Exercise objective |
Pick out each line of the records that includes the string "encontrado", and copy it.

Supplied data |

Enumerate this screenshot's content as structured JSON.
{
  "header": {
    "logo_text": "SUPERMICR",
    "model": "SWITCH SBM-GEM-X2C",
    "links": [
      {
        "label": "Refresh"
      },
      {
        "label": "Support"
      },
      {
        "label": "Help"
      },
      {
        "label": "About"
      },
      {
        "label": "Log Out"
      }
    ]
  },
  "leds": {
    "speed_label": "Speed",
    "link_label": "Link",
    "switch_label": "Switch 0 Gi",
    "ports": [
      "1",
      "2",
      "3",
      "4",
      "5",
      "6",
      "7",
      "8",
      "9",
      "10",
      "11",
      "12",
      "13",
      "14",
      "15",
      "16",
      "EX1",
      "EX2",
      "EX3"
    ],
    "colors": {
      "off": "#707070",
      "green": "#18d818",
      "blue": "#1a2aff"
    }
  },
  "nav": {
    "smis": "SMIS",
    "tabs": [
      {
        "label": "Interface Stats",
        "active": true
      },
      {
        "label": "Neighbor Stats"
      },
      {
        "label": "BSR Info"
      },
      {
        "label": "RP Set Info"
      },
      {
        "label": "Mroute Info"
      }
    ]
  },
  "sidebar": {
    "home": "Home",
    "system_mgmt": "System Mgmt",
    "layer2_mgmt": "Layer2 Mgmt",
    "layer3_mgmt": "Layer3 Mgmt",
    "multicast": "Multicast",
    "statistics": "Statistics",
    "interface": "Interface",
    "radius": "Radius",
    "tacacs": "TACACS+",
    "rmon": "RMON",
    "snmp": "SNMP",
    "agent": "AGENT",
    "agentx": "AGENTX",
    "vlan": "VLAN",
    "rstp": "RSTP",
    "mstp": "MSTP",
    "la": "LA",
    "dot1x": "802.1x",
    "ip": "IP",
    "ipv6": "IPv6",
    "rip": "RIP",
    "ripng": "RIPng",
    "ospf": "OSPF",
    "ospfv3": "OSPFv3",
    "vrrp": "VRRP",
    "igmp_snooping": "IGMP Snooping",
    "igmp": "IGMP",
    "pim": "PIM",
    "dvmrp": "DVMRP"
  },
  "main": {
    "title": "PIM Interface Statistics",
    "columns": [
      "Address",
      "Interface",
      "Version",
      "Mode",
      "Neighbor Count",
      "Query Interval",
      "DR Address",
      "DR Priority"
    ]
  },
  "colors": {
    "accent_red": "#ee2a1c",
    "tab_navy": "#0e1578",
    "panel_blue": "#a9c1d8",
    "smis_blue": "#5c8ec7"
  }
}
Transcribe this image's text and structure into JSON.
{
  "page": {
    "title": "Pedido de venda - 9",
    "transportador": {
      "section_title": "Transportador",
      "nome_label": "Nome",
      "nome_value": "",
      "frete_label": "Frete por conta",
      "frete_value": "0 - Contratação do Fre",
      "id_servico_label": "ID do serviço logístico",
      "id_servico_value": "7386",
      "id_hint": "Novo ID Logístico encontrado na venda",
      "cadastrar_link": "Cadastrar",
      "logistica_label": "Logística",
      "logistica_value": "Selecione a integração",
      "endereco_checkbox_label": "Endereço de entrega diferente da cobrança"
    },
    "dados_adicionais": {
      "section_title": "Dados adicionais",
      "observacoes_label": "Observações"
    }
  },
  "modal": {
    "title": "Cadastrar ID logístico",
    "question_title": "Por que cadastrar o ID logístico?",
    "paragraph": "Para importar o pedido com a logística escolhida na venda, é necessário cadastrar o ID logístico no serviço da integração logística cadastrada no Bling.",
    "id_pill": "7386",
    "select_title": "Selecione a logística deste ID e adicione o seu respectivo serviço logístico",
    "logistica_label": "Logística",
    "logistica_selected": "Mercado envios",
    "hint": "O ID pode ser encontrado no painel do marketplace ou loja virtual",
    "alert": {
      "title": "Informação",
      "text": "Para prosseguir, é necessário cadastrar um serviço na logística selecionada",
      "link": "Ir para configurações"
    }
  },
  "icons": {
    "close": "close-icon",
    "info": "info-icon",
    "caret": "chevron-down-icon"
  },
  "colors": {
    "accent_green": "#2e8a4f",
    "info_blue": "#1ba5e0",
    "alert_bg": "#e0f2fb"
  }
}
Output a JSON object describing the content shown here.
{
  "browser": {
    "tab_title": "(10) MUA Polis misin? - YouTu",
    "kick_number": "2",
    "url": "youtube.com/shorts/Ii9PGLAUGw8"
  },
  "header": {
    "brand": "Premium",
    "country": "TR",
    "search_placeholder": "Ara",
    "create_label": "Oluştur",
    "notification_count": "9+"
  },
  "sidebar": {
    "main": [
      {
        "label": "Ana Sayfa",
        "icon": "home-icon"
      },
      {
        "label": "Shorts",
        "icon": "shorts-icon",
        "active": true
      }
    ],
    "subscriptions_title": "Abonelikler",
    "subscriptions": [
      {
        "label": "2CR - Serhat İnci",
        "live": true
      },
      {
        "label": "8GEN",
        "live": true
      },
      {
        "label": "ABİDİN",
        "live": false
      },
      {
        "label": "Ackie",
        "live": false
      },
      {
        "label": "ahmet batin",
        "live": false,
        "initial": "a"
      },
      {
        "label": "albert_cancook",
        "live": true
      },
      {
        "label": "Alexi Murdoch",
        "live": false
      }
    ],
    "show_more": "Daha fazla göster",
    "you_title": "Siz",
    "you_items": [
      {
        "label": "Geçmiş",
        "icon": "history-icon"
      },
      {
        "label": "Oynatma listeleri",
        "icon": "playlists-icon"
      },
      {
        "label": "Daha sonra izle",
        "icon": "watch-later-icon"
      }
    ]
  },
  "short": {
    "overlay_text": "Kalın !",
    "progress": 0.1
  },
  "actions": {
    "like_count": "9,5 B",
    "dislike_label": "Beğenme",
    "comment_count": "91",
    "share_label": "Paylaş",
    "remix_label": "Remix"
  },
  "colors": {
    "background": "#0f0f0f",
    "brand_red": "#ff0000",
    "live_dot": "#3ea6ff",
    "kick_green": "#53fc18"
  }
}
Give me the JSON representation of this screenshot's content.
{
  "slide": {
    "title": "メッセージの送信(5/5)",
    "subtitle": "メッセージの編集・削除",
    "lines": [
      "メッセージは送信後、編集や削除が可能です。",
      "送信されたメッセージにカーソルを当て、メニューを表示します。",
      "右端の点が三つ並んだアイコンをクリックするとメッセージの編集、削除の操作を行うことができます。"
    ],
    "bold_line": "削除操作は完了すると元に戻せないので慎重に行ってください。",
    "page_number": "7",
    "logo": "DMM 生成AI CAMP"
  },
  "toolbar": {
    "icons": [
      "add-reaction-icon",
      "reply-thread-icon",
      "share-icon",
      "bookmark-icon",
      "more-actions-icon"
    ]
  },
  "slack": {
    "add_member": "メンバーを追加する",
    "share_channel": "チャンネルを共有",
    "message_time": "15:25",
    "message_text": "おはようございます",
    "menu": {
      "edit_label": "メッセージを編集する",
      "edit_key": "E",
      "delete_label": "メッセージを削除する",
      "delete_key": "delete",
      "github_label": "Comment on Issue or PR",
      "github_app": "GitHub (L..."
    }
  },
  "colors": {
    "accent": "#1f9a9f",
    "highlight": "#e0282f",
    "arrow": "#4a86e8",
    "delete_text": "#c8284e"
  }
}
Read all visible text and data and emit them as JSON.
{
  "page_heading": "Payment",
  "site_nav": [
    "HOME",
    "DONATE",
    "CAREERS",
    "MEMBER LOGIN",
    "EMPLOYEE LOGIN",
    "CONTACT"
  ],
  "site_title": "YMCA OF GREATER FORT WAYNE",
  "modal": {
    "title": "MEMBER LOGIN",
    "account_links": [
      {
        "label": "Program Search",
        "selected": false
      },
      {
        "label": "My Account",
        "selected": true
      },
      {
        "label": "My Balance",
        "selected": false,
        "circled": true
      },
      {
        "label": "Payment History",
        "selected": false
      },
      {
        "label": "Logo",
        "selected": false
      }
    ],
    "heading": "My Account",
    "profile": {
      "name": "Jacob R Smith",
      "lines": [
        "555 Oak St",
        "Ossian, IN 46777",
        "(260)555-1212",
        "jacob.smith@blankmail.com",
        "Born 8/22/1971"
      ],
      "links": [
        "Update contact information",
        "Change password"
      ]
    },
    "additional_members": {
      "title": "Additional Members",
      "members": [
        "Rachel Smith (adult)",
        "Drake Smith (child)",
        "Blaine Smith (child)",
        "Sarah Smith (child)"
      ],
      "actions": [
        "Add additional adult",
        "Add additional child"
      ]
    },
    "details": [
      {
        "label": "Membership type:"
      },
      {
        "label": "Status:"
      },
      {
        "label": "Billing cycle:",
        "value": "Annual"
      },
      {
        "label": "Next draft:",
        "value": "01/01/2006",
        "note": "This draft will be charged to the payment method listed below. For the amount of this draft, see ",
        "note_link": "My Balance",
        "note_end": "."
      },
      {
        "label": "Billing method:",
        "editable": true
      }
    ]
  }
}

Exercise output |
      "id_hint": "Novo ID Logístico encontrado na venda",
    "hint": "O ID pode ser encontrado no painel do marketplace ou loja virtual",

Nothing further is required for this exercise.